Find every line with the word "title". Copy those lines.

::::::::::

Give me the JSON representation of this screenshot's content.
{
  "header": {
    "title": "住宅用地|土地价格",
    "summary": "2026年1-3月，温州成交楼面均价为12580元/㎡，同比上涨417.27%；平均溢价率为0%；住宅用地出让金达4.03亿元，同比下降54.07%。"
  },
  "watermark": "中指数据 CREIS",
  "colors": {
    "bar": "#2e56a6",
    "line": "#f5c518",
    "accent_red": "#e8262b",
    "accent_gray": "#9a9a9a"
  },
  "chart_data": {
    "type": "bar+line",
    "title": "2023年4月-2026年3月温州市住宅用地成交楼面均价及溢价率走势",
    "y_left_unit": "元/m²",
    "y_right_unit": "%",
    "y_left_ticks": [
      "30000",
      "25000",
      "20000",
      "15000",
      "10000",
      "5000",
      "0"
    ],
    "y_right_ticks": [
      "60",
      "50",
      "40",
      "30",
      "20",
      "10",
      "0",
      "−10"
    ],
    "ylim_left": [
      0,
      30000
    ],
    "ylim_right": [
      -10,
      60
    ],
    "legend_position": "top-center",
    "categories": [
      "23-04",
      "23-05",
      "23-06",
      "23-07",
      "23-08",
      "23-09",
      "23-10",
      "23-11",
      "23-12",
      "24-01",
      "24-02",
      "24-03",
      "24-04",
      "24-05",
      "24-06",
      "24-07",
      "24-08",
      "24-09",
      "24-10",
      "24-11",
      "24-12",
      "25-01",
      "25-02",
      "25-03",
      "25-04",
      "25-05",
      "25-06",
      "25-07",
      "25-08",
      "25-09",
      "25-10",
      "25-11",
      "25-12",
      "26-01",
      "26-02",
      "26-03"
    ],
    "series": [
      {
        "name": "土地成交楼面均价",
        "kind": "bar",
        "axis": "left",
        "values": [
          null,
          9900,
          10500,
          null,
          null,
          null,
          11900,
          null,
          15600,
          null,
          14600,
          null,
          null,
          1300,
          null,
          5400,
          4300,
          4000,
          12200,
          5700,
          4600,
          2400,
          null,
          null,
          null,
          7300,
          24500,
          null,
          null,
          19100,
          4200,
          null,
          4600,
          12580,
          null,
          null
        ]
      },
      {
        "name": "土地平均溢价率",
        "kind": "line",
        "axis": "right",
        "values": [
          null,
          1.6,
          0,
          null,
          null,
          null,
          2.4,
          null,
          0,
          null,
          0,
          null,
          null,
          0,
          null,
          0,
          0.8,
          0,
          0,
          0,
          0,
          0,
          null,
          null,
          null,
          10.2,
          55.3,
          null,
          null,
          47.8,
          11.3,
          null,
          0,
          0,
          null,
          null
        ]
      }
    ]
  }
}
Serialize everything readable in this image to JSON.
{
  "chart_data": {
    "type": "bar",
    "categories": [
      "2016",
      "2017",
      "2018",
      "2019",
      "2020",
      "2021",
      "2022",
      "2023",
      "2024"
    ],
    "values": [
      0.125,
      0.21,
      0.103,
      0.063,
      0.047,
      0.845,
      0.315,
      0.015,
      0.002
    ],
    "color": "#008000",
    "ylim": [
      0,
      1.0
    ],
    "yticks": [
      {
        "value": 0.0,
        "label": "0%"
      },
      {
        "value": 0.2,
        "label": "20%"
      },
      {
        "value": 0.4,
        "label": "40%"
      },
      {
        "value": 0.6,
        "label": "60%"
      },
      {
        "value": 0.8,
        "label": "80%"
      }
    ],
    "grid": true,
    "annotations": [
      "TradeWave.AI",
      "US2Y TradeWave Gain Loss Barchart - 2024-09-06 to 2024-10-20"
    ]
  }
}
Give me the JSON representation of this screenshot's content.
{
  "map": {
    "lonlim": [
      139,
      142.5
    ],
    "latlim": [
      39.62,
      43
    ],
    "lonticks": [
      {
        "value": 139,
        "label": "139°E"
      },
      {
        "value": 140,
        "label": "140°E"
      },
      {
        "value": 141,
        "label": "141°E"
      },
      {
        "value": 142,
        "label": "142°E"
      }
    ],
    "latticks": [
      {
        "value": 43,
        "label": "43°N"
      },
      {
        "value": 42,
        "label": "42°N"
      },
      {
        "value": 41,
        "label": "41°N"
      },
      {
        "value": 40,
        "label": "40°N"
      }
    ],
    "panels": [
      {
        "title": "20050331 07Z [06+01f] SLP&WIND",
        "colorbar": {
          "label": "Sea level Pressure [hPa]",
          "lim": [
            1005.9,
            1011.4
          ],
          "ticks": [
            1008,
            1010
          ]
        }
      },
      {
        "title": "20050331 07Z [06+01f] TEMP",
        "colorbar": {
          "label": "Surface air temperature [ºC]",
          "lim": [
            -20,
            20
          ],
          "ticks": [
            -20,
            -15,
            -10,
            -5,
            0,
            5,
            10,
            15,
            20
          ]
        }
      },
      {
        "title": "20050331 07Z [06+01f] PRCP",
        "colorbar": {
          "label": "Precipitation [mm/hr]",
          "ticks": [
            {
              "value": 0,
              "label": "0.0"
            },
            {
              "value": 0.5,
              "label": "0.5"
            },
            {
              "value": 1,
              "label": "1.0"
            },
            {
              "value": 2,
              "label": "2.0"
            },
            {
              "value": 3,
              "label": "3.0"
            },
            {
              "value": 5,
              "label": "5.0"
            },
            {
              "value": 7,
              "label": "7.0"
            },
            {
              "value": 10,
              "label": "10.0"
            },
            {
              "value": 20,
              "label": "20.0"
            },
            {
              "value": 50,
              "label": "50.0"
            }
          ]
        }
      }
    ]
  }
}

::::::::::

■ Full answer:
    "title": "住宅用地|土地价格",
    "title": "2023年4月-2026年3月温州市住宅用地成交楼面均价及溢价率走势",
        "title": "20050331 07Z [06+01f] SLP&WIND",
        "title": "20050331 07Z [06+01f] TEMP",
        "title": "20050331 07Z [06+01f] PRCP",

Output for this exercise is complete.